### What needs to be done
Return, word for word, every line that follows.

Figure record listings:
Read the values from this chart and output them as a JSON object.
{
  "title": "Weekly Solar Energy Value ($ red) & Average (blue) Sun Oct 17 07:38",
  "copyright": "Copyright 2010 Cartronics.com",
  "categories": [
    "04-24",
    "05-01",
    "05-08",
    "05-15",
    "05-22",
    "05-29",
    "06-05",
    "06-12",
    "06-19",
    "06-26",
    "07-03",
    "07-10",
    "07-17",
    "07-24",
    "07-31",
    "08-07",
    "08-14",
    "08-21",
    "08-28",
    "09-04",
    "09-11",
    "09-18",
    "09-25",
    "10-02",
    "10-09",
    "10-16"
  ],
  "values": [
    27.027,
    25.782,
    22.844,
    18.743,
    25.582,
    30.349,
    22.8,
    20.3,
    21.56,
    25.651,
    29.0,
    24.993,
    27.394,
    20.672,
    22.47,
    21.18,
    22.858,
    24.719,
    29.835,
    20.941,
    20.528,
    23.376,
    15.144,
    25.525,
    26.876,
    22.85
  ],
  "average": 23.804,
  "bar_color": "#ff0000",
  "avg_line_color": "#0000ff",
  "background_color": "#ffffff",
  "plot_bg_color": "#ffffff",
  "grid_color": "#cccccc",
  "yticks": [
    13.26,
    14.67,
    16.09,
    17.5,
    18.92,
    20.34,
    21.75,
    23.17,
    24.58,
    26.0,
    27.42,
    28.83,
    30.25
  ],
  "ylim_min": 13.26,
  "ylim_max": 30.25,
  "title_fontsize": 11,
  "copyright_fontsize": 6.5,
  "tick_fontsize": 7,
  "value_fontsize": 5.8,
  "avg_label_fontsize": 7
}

### Correct output
Read the values from this chart and output them as a JSON object.
{
  "title": "Weekly Solar Energy Value ($ red) & Average (blue) Sun Oct 17 07:38",
  "copyright": "Copyright 2010 Cartronics.com",
  "categories": [
    "04-24",
    "05-01",
    "05-08",
    "05-15",
    "05-22",
    "05-29",
    "06-05",
    "06-12",
    "06-19",
    "06-26",
    "07-03",
    "07-10",
    "07-17",
    "07-24",
    "07-31",
    "08-07",
    "08-14",
    "08-21",
    "08-28",
    "09-04",
    "09-11",
    "09-18",
    "09-25",
    "10-02",
    "10-09",
    "10-16"
  ],
  "values": [
    27.027,
    25.782,
    22.844,
    18.743,
    25.582,
    30.349,
    22.8,
    20.3,
    21.56,
    25.651,
    29.0,
    24.993,
    27.394,
    20.672,
    22.47,
    21.18,
    22.858,
    24.719,
    29.835,
    20.941,
    20.528,
    23.376,
    15.144,
    25.525,
    26.876,
    22.85
  ],
  "average": 23.804,
  "bar_color": "#ff0000",
  "avg_line_color": "#0000ff",
  "background_color": "#ffffff",
  "plot_bg_color": "#ffffff",
  "grid_color": "#cccccc",
  "yticks": [
    13.26,
    14.67,
    16.09,
    17.5,
    18.92,
    20.34,
    21.75,
    23.17,
    24.58,
    26.0,
    27.42,
    28.83,
    30.25
  ],
  "ylim_min": 13.26,
  "ylim_max": 30.25,
  "title_fontsize": 11,
  "copyright_fontsize": 6.5,
  "tick_fontsize": 7,
  "value_fontsize": 5.8,
  "avg_label_fontsize": 7
}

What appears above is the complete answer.